Data excerpts:

* * *

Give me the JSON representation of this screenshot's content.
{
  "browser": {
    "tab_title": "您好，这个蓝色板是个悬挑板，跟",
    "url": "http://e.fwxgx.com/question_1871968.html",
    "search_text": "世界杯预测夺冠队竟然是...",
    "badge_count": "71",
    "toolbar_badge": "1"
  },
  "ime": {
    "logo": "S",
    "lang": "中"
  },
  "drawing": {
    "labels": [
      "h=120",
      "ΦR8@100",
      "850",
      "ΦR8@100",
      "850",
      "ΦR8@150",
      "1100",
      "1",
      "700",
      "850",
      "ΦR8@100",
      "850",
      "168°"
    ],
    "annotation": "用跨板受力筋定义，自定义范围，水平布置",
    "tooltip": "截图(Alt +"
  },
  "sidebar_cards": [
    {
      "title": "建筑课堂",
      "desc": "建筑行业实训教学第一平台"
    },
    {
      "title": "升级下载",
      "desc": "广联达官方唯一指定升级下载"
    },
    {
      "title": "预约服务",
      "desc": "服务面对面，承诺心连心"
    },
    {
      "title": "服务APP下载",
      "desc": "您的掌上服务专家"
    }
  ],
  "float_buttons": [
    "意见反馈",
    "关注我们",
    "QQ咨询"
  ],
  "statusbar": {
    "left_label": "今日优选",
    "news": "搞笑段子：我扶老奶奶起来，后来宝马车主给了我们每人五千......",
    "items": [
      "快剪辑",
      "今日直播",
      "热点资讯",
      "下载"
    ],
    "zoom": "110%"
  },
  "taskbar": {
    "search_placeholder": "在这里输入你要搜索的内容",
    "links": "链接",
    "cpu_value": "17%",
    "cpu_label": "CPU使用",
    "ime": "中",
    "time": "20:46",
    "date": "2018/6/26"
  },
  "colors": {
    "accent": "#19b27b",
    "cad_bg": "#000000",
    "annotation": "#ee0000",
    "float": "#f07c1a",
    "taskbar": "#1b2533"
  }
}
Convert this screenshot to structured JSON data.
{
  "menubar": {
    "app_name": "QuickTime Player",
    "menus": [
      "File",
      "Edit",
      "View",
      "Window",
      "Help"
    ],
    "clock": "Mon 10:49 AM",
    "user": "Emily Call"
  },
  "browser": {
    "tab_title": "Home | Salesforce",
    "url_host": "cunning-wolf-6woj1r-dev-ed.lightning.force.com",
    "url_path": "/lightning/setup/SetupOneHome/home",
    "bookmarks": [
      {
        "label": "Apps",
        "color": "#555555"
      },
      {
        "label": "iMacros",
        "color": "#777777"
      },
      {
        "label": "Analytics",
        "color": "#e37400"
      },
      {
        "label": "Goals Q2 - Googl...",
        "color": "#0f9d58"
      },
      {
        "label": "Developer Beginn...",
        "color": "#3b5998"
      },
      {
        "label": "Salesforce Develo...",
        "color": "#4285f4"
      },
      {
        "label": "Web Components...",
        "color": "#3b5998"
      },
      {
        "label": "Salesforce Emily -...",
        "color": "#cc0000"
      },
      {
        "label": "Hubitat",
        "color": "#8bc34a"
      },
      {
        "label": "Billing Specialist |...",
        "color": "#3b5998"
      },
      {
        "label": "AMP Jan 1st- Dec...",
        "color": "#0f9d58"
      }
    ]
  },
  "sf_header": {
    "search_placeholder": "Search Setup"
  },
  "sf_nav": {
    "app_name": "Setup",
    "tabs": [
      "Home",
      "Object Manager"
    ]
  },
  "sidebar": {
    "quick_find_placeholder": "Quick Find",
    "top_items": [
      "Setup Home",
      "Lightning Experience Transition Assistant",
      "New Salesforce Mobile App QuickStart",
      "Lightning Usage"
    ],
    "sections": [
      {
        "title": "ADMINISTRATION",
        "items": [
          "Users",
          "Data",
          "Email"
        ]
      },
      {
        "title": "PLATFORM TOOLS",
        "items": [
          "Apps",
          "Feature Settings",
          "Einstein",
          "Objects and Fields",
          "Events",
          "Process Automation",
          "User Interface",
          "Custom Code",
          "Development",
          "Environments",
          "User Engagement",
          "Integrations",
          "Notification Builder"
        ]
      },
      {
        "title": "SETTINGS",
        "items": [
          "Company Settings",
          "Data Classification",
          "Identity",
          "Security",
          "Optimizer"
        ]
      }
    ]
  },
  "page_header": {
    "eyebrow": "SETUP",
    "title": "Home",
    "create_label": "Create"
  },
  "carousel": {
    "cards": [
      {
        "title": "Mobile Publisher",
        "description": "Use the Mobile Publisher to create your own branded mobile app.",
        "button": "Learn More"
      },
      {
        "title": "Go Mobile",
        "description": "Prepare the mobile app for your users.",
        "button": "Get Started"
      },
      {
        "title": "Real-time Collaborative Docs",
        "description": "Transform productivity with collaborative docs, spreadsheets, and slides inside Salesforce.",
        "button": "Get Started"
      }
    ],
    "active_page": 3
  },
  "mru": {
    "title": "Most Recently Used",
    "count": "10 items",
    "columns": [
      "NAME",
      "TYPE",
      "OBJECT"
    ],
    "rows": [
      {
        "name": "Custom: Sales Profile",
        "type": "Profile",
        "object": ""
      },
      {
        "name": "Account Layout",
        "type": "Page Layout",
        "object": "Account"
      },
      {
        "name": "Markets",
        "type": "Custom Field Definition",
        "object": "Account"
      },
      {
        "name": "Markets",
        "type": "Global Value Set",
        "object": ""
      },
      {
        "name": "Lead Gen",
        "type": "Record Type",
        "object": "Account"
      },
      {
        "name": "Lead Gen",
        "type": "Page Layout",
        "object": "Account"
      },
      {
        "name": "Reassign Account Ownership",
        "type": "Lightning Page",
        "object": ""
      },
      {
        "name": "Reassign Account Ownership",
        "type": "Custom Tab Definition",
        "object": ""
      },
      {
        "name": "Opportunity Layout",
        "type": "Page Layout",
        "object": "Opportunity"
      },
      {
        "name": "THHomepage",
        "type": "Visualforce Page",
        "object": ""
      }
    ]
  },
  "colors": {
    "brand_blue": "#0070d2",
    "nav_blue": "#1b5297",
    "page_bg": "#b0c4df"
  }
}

* * *

Requirement:
Across all the entries, count the lines that contain the word "Emily" and give the number by itself.

Answer in full:
2